-- Begin --

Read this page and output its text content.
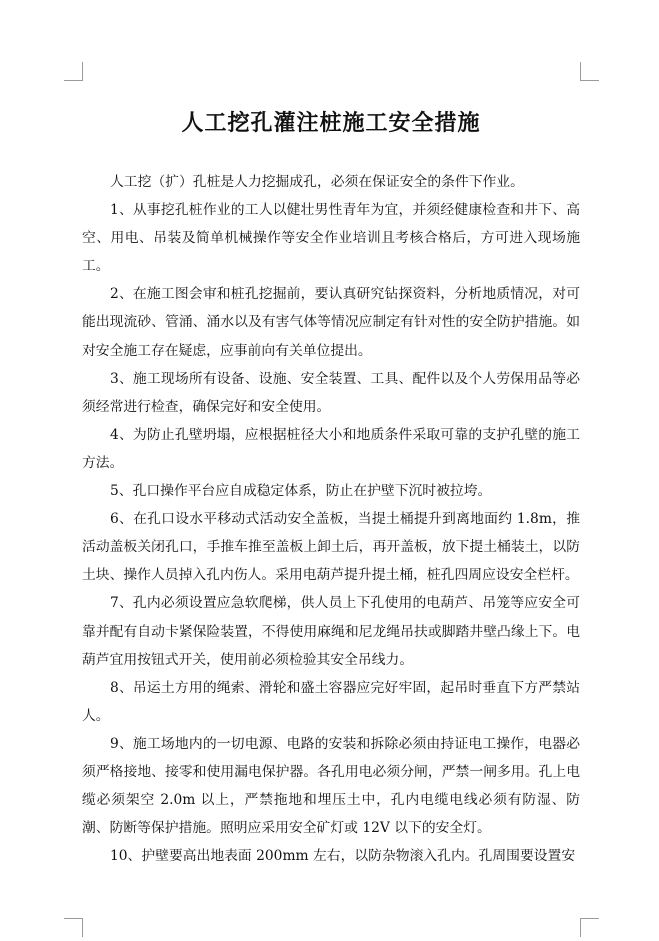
人工挖孔灌注桩施工安全措施

人工挖（扩）孔桩是人力挖掘成孔，必须在保证安全的条件下作业。

1、从事挖孔桩作业的工人以健壮男性青年为宜，并须经健康检查和井下、高空、用电、吊装及简单机械操作等安全作业培训且考核合格后，方可进入现场施工。

2、在施工图会审和桩孔挖掘前，要认真研究钻探资料，分析地质情况，对可能出现流砂、管涌、涌水以及有害气体等情况应制定有针对性的安全防护措施。如对安全施工存在疑虑，应事前向有关单位提出。

3、施工现场所有设备、设施、安全装置、工具、配件以及个人劳保用品等必须经常进行检查，确保完好和安全使用。

4、为防止孔壁坍塌，应根据桩径大小和地质条件采取可靠的支护孔壁的施工方法。

5、孔口操作平台应自成稳定体系，防止在护壁下沉时被拉垮。

6、在孔口设水平移动式活动安全盖板，当提土桶提升到离地面约 1.8m，推活动盖板关闭孔口，手推车推至盖板上卸土后，再开盖板，放下提土桶装土，以防土块、操作人员掉入孔内伤人。采用电葫芦提升提土桶，桩孔四周应设安全栏杆。

7、孔内必须设置应急软爬梯，供人员上下孔使用的电葫芦、吊笼等应安全可靠并配有自动卡紧保险装置，不得使用麻绳和尼龙绳吊扶或脚踏井壁凸缘上下。电葫芦宜用按钮式开关，使用前必须检验其安全吊线力。

8、吊运土方用的绳索、滑轮和盛土容器应完好牢固，起吊时垂直下方严禁站人。

9、施工场地内的一切电源、电路的安装和拆除必须由持证电工操作，电器必须严格接地、接零和使用漏电保护器。各孔用电必须分闸，严禁一闸多用。孔上电缆必须架空 2.0m 以上，严禁拖地和埋压土中，孔内电缆电线必须有防湿、防潮、防断等保护措施。照明应采用安全矿灯或 12V 以下的安全灯。

10、护壁要高出地表面 200mm 左右，以防杂物滚入孔内。孔周围要设置安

-- End --

=== Aim ===
Leave out the pictures and restate everything else word for word.

=== Reply to the task ===
Read this page and output its text content.
人工挖孔灌注桩施工安全措施

人工挖（扩）孔桩是人力挖掘成孔，必须在保证安全的条件下作业。

1、从事挖孔桩作业的工人以健壮男性青年为宜，并须经健康检查和井下、高空、用电、吊装及简单机械操作等安全作业培训且考核合格后，方可进入现场施工。

2、在施工图会审和桩孔挖掘前，要认真研究钻探资料，分析地质情况，对可能出现流砂、管涌、涌水以及有害气体等情况应制定有针对性的安全防护措施。如对安全施工存在疑虑，应事前向有关单位提出。

3、施工现场所有设备、设施、安全装置、工具、配件以及个人劳保用品等必须经常进行检查，确保完好和安全使用。

4、为防止孔壁坍塌，应根据桩径大小和地质条件采取可靠的支护孔壁的施工方法。

5、孔口操作平台应自成稳定体系，防止在护壁下沉时被拉垮。

6、在孔口设水平移动式活动安全盖板，当提土桶提升到离地面约 1.8m，推活动盖板关闭孔口，手推车推至盖板上卸土后，再开盖板，放下提土桶装土，以防土块、操作人员掉入孔内伤人。采用电葫芦提升提土桶，桩孔四周应设安全栏杆。

7、孔内必须设置应急软爬梯，供人员上下孔使用的电葫芦、吊笼等应安全可靠并配有自动卡紧保险装置，不得使用麻绳和尼龙绳吊扶或脚踏井壁凸缘上下。电葫芦宜用按钮式开关，使用前必须检验其安全吊线力。

8、吊运土方用的绳索、滑轮和盛土容器应完好牢固，起吊时垂直下方严禁站人。

9、施工场地内的一切电源、电路的安装和拆除必须由持证电工操作，电器必须严格接地、接零和使用漏电保护器。各孔用电必须分闸，严禁一闸多用。孔上电缆必须架空 2.0m 以上，严禁拖地和埋压土中，孔内电缆电线必须有防湿、防潮、防断等保护措施。照明应采用安全矿灯或 12V 以下的安全灯。

10、护壁要高出地表面 200mm 左右，以防杂物滚入孔内。孔周围要设置安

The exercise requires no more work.